-- START OF Items --
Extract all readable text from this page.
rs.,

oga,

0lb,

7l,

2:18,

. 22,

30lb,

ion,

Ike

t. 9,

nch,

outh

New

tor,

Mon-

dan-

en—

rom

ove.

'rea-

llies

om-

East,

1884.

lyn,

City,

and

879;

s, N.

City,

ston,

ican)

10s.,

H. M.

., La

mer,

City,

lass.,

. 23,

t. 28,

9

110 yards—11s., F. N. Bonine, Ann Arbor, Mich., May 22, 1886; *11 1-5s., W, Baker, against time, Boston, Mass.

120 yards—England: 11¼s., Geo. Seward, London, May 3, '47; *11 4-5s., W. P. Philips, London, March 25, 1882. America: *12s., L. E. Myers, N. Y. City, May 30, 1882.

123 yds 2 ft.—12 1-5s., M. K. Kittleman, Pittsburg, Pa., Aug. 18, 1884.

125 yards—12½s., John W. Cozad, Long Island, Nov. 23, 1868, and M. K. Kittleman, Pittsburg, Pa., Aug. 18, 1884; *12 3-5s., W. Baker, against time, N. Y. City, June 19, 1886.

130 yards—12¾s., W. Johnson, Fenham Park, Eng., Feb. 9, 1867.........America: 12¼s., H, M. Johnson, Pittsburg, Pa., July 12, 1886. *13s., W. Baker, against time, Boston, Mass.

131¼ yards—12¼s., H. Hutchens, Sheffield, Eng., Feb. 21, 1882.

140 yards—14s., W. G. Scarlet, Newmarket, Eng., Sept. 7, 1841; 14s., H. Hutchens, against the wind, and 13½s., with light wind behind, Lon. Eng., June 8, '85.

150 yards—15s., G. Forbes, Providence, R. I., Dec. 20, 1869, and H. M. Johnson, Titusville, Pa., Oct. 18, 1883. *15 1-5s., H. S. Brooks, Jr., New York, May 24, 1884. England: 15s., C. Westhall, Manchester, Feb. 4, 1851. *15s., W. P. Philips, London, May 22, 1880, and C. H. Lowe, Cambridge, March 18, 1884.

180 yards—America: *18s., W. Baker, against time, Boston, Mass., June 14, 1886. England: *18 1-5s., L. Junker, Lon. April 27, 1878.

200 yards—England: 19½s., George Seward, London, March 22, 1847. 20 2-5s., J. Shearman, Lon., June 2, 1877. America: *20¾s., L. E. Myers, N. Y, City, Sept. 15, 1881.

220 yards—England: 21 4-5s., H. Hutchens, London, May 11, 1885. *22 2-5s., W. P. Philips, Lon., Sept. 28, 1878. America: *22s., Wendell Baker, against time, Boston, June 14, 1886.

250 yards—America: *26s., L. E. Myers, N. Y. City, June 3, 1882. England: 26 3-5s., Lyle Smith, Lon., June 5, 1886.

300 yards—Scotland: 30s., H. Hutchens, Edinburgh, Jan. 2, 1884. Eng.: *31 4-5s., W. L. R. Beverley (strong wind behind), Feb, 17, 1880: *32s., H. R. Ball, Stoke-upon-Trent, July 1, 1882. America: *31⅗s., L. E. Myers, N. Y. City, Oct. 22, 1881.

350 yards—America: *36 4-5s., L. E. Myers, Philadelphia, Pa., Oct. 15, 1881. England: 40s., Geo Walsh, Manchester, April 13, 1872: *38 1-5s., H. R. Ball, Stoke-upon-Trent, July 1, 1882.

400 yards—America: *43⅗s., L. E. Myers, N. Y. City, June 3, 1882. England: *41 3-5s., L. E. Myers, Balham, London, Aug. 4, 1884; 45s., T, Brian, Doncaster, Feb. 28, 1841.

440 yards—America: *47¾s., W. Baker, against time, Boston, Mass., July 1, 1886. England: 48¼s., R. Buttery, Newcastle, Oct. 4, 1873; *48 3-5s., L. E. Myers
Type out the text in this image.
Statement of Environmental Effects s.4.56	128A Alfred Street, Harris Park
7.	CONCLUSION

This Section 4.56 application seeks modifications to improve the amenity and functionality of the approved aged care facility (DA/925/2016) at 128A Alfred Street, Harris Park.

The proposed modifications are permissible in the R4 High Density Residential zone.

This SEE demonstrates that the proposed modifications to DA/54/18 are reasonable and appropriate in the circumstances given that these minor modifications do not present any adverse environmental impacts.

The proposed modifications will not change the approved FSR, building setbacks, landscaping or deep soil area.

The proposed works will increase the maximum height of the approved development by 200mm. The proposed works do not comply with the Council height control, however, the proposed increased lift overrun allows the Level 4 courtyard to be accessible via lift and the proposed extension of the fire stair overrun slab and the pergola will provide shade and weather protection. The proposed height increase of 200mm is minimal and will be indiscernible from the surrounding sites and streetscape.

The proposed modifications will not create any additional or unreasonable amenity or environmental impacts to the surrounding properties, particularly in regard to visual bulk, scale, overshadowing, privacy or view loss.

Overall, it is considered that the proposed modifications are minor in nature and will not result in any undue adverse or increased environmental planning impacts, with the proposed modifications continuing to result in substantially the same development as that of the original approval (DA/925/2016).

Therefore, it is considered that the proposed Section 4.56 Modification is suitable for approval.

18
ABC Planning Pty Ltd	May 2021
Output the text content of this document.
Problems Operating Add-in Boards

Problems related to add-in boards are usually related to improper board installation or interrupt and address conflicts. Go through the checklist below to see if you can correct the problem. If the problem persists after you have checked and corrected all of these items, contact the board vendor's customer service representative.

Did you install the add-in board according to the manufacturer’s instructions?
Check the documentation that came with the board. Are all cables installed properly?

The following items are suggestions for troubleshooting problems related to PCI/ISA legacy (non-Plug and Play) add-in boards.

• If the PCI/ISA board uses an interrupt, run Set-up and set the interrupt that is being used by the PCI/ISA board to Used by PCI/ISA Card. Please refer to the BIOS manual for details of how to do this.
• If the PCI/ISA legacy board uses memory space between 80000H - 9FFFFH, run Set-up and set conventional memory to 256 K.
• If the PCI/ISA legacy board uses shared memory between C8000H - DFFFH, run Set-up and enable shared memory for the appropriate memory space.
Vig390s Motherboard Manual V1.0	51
-- END OF Items --
● Exercise aim
Reproduce the lines of the entries above exactly, but only from the line containing "Output the text content of this document." through the final line.

● Complete answer
Output the text content of this document.
Problems Operating Add-in Boards

Problems related to add-in boards are usually related to improper board installation or interrupt and address conflicts. Go through the checklist below to see if you can correct the problem. If the problem persists after you have checked and corrected all of these items, contact the board vendor's customer service representative.

Did you install the add-in board according to the manufacturer’s instructions?
Check the documentation that came with the board. Are all cables installed properly?

The following items are suggestions for troubleshooting problems related to PCI/ISA legacy (non-Plug and Play) add-in boards.

• If the PCI/ISA board uses an interrupt, run Set-up and set the interrupt that is being used by the PCI/ISA board to Used by PCI/ISA Card. Please refer to the BIOS manual for details of how to do this.
• If the PCI/ISA legacy board uses memory space between 80000H - 9FFFFH, run Set-up and set conventional memory to 256 K.
• If the PCI/ISA legacy board uses shared memory between C8000H - DFFFH, run Set-up and enable shared memory for the appropriate memory space.
Vig390s Motherboard Manual V1.0	51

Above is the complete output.